Go through the entries one line at a time, and gather every line that has the word "AntiFlood".

**AVAILABLE RECORDS:**
◇ ◇ ◇ ◇

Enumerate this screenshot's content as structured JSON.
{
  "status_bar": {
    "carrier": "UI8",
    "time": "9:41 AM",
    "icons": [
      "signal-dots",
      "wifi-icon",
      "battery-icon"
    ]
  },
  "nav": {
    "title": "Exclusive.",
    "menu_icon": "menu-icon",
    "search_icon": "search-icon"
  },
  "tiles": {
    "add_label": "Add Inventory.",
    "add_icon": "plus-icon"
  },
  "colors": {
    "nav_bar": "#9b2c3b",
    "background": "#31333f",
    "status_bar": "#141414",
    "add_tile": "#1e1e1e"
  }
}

◇ ◇ ◇ ◇

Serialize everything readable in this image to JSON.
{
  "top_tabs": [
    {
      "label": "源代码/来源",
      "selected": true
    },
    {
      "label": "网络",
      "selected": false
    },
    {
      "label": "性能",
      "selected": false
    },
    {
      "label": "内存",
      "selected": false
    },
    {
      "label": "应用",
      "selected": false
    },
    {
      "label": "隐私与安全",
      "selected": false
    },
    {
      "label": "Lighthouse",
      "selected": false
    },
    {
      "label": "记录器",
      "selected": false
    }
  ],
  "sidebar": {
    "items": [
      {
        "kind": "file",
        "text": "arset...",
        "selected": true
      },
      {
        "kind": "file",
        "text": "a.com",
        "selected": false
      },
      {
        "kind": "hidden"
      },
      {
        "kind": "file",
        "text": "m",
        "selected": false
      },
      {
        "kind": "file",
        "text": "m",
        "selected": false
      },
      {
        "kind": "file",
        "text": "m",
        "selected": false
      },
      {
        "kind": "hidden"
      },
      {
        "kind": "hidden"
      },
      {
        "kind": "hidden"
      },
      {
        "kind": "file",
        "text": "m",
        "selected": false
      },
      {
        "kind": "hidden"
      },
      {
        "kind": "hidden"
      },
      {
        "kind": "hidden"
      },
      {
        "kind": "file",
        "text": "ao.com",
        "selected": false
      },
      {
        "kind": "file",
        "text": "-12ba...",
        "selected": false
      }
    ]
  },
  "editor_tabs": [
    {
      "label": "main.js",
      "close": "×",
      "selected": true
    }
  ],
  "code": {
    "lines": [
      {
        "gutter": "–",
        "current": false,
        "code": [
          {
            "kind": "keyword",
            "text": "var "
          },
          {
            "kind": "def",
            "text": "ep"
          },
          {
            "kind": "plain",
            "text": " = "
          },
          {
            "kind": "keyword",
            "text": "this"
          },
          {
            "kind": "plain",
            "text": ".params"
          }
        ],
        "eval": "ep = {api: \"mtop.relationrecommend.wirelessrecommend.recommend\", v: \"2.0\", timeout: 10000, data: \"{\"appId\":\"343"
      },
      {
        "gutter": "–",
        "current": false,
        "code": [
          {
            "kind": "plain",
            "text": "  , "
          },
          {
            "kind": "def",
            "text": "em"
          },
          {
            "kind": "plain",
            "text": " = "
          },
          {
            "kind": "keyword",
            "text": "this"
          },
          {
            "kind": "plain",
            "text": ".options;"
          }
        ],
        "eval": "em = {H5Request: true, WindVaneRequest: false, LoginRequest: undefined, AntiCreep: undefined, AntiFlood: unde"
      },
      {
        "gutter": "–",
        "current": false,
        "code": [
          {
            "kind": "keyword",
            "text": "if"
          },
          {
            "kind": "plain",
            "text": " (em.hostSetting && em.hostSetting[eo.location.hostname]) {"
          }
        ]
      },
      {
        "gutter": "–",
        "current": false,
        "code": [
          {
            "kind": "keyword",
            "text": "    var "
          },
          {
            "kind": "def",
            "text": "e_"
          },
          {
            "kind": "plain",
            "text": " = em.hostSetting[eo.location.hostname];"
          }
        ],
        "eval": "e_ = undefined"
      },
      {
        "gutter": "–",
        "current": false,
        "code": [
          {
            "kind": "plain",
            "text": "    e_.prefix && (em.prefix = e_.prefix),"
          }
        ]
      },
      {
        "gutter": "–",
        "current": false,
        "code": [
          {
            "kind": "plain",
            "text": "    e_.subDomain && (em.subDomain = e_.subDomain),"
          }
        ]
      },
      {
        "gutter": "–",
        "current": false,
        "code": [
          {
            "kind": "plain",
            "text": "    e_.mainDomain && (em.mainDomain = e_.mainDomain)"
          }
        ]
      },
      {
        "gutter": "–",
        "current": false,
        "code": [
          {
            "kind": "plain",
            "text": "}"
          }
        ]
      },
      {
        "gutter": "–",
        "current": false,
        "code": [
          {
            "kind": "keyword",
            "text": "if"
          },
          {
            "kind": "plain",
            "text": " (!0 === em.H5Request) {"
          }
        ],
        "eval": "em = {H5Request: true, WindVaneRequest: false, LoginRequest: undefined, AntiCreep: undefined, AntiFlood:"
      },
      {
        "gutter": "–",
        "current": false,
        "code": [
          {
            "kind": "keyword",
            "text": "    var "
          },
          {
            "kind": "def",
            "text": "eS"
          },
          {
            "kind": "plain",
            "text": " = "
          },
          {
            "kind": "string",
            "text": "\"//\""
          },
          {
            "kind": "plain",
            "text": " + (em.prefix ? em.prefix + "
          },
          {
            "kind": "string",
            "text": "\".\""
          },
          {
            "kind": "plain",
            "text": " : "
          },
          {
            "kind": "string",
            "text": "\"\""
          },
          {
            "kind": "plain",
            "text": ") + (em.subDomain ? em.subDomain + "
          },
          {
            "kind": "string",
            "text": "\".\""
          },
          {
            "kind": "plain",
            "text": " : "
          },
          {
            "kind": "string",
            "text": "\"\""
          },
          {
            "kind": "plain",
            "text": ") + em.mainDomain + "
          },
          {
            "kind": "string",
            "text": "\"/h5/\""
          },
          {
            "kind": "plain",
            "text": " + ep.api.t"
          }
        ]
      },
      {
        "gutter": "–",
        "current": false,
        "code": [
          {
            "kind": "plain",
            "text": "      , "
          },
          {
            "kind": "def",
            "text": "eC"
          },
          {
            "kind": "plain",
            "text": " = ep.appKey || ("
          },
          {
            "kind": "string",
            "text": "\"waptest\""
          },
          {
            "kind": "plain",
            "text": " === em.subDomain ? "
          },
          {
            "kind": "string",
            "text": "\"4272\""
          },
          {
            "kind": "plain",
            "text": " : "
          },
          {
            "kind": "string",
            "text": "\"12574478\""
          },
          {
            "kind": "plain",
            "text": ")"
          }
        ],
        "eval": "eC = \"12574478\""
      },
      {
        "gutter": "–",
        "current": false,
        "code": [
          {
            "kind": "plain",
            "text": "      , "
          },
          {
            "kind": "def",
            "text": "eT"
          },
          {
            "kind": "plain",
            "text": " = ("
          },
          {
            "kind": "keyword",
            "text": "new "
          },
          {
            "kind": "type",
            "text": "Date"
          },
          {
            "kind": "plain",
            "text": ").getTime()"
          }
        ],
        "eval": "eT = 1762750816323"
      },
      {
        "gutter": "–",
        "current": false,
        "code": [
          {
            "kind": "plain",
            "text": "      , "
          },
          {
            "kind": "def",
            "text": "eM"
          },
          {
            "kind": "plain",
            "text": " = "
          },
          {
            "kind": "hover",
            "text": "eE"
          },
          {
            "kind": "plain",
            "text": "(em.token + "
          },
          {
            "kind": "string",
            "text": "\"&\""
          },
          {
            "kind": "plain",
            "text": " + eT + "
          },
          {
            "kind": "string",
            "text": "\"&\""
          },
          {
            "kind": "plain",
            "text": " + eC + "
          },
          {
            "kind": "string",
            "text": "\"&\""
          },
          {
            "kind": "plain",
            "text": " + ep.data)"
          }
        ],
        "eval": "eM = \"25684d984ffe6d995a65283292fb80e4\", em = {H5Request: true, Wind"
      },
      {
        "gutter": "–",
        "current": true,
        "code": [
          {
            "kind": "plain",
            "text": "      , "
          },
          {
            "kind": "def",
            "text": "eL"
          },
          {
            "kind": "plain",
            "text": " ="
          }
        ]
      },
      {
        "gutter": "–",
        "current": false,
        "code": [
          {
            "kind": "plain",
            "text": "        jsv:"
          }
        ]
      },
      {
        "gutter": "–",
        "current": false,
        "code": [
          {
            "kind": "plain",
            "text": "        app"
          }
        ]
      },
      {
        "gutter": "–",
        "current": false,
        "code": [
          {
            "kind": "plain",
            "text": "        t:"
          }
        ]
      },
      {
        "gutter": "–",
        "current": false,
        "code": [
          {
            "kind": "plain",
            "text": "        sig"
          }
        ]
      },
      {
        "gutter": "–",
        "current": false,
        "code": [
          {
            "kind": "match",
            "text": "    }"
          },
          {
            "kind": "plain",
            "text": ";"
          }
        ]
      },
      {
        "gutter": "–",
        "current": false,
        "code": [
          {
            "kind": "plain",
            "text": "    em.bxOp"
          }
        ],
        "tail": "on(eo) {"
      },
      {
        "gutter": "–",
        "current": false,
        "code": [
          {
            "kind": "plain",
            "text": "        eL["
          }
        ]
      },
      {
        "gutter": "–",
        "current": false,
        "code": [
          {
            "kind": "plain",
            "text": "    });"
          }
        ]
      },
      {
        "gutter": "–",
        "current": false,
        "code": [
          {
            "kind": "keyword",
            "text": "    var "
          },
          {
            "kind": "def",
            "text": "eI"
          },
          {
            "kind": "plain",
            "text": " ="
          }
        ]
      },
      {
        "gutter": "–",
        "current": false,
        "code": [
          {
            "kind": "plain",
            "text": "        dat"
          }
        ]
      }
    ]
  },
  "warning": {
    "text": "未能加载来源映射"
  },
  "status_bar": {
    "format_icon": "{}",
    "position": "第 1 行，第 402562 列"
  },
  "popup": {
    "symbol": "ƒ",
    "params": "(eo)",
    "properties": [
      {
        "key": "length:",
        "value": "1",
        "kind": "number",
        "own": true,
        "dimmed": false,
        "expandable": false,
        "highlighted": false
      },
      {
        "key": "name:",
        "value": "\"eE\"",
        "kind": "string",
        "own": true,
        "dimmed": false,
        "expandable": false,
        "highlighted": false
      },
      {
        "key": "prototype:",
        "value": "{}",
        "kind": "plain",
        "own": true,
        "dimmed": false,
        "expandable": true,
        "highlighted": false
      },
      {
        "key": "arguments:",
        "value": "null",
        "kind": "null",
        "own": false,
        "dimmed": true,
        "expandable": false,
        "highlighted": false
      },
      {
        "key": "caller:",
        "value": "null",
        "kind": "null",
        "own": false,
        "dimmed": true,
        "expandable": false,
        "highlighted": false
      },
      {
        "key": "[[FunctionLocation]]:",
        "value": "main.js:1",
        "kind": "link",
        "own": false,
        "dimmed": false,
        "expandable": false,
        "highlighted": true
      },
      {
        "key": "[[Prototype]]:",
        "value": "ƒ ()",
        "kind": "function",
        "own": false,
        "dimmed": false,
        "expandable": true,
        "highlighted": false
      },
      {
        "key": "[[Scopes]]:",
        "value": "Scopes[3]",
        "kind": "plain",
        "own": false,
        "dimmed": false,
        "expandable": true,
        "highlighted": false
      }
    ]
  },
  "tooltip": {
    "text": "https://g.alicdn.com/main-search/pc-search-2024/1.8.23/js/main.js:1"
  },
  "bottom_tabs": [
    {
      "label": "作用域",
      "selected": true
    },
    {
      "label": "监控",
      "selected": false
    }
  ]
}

◇ ◇ ◇ ◇

**ANSWER BELOW:**
        "eval": "em = {H5Request: true, WindVaneRequest: false, LoginRequest: undefined, AntiCreep: undefined, AntiFlood: unde"
        "eval": "em = {H5Request: true, WindVaneRequest: false, LoginRequest: undefined, AntiCreep: undefined, AntiFlood:"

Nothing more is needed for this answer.